TASK TO COMPLETE: Reproduce the stretch of the entries below from their very start through the line containing "Localize all elements.", both ends included, word for word. Leave the pictures out.

LISTING:
━━━━━━
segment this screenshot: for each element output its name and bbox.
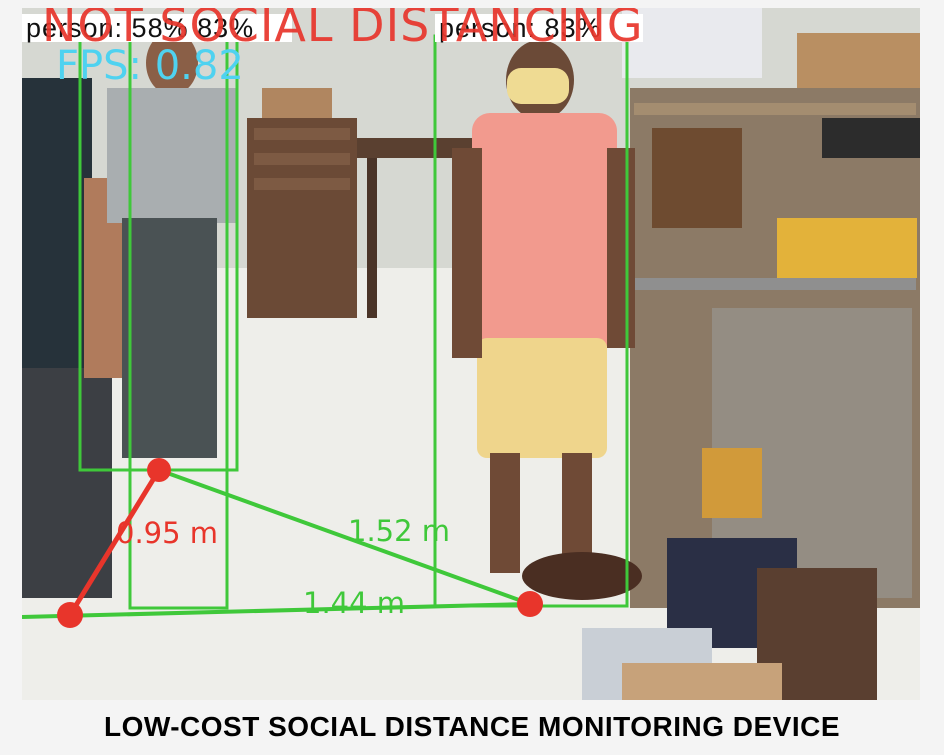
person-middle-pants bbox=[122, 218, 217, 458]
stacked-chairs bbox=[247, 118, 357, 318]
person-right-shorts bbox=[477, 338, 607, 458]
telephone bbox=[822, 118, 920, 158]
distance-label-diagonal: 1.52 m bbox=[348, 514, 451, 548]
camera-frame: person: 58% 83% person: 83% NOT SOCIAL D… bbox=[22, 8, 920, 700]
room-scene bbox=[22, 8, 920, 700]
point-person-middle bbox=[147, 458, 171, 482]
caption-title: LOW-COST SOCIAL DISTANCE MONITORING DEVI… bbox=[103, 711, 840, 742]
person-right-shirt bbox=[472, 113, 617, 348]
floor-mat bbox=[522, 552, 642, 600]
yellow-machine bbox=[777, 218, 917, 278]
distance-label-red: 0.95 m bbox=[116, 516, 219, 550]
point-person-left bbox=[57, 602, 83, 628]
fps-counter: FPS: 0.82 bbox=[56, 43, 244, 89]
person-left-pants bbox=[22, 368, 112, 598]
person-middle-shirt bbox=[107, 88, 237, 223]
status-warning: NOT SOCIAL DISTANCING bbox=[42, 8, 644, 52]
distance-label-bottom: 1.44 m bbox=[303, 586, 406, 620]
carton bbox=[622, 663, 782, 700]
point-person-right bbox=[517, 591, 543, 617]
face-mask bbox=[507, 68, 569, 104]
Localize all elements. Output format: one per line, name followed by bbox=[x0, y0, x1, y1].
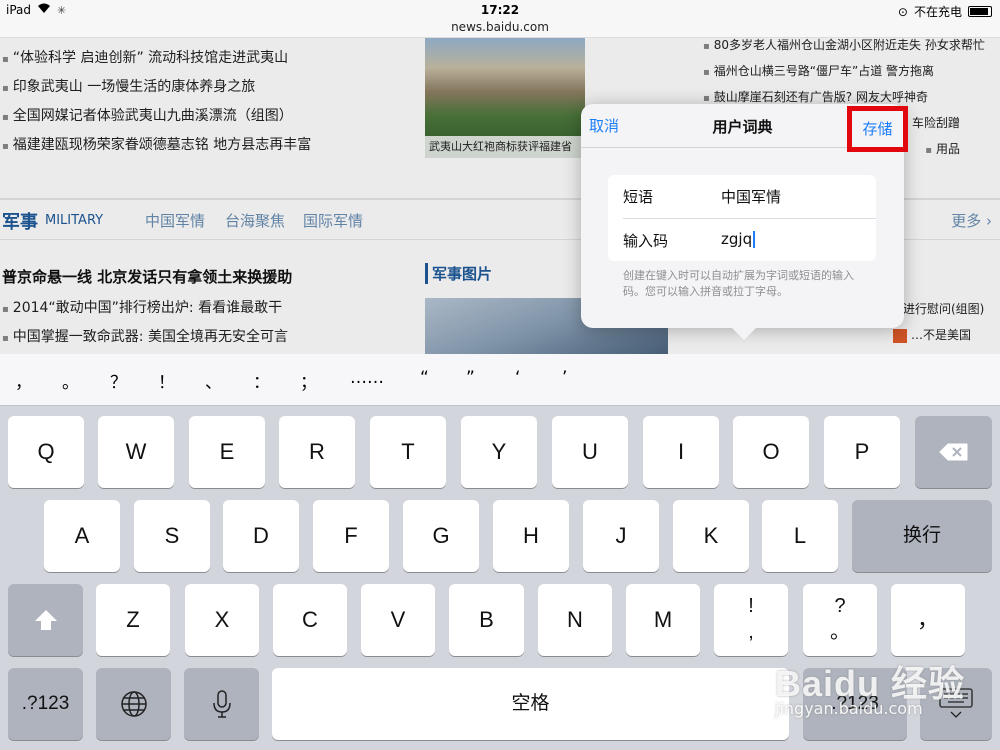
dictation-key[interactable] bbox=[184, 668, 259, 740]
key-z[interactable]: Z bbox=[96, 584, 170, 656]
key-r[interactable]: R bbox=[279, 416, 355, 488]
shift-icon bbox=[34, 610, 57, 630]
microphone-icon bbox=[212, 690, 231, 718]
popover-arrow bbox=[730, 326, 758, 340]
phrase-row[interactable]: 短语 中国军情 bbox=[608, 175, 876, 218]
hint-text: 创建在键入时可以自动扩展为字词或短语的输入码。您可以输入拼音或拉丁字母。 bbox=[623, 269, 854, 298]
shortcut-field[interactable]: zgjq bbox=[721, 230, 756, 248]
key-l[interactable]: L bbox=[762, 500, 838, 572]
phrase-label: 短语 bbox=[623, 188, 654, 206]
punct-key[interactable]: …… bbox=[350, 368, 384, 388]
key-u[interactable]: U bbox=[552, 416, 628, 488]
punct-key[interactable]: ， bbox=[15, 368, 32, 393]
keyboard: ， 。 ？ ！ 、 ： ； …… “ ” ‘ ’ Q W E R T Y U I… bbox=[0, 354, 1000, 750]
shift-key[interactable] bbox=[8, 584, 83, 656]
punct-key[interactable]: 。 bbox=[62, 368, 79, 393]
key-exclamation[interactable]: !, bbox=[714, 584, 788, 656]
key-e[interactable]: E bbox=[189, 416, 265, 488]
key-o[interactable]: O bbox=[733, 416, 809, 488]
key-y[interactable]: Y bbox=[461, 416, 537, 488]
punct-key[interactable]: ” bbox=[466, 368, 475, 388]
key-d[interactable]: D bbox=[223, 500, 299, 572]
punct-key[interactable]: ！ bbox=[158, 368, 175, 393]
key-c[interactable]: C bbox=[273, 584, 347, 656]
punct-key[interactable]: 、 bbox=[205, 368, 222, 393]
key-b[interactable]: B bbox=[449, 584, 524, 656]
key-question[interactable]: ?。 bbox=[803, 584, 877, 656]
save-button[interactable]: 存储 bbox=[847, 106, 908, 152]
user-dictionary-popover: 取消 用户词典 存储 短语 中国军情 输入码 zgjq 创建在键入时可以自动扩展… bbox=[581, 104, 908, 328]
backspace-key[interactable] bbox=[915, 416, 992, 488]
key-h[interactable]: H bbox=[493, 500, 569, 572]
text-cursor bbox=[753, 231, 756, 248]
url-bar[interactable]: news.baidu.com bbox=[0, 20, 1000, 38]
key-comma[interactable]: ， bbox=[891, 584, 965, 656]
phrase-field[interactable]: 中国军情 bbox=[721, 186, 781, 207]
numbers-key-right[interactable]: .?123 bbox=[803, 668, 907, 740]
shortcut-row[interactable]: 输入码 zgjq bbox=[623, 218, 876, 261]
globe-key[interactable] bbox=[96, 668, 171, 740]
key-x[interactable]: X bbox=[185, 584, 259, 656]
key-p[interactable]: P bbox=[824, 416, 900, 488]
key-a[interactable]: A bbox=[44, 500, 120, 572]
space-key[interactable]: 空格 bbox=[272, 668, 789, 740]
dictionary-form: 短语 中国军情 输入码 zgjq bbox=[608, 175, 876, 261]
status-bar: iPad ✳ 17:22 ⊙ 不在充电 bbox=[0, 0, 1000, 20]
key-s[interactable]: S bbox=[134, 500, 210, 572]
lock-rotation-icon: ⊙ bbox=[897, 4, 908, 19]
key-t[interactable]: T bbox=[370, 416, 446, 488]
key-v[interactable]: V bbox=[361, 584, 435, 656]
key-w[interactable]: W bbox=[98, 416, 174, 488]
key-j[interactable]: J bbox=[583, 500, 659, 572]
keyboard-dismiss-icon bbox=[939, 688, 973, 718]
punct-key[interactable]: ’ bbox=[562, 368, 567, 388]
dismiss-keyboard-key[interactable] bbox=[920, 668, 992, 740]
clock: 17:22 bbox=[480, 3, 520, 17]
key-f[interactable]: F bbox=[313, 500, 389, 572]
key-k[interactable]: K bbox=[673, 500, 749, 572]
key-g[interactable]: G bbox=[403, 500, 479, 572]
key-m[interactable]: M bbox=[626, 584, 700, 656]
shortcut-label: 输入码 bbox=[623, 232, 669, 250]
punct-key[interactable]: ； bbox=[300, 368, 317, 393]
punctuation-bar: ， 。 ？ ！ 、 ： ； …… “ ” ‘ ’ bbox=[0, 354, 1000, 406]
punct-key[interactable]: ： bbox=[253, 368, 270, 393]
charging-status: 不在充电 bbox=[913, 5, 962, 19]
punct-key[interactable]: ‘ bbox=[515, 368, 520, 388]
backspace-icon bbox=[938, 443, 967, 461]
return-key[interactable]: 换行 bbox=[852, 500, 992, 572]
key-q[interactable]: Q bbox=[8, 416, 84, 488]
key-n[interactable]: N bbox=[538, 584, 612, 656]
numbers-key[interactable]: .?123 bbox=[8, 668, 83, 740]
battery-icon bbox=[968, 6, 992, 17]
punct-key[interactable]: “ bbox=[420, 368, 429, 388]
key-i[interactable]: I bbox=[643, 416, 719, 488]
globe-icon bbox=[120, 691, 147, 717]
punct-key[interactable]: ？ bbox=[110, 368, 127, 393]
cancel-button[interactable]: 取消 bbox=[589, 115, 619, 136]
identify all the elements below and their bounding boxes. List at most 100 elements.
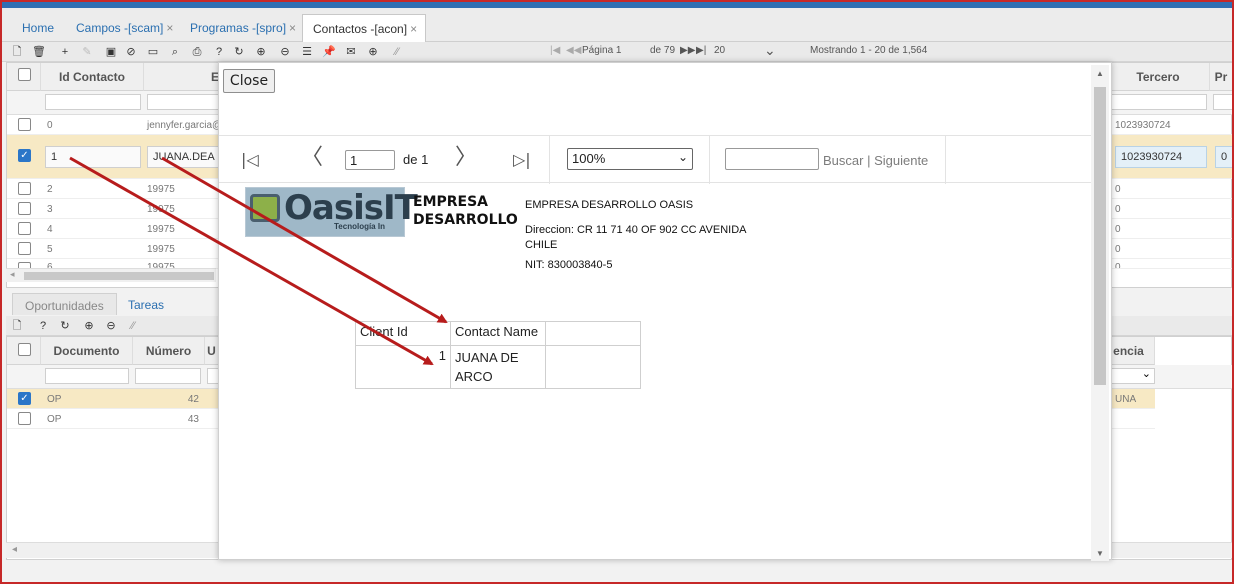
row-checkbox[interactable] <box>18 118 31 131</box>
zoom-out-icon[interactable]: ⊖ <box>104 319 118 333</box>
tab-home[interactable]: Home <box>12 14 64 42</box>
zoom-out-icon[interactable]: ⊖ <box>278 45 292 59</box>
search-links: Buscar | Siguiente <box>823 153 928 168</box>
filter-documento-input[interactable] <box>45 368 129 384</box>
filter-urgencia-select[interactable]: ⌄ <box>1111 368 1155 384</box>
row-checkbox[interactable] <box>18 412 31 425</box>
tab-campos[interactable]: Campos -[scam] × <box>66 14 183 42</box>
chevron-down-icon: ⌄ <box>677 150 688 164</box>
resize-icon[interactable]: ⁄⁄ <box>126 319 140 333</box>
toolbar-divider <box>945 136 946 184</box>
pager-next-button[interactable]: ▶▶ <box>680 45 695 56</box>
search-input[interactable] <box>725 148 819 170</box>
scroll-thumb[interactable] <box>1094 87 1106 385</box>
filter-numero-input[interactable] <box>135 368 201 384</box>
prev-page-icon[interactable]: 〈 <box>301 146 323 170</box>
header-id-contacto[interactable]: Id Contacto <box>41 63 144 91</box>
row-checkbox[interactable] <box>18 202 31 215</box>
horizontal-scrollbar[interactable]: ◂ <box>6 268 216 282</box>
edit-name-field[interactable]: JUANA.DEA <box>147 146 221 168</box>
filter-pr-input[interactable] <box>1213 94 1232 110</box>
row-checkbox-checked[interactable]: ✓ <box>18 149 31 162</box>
━━━━━━
RESULT OF THE TASK:
segment this screenshot: for each element output its name and bbox.
person-middle-pants bbox=[122, 218, 217, 458]
stacked-chairs bbox=[247, 118, 357, 318]
person-right-shorts bbox=[477, 338, 607, 458]
telephone bbox=[822, 118, 920, 158]
distance-label-diagonal: 1.52 m bbox=[348, 514, 451, 548]
camera-frame: person: 58% 83% person: 83% NOT SOCIAL D… bbox=[22, 8, 920, 700]
room-scene bbox=[22, 8, 920, 700]
point-person-middle bbox=[147, 458, 171, 482]
caption-title: LOW-COST SOCIAL DISTANCE MONITORING DEVI… bbox=[103, 711, 840, 742]
person-right-shirt bbox=[472, 113, 617, 348]
floor-mat bbox=[522, 552, 642, 600]
yellow-machine bbox=[777, 218, 917, 278]
distance-label-red: 0.95 m bbox=[116, 516, 219, 550]
point-person-left bbox=[57, 602, 83, 628]
fps-counter: FPS: 0.82 bbox=[56, 43, 244, 89]
person-left-pants bbox=[22, 368, 112, 598]
person-middle-shirt bbox=[107, 88, 237, 223]
status-warning: NOT SOCIAL DISTANCING bbox=[42, 8, 644, 52]
distance-label-bottom: 1.44 m bbox=[303, 586, 406, 620]
carton bbox=[622, 663, 782, 700]
point-person-right bbox=[517, 591, 543, 617]
face-mask bbox=[507, 68, 569, 104]
Localize all elements. Output format: one per line, name followed by bbox=[x0, y0, x1, y1].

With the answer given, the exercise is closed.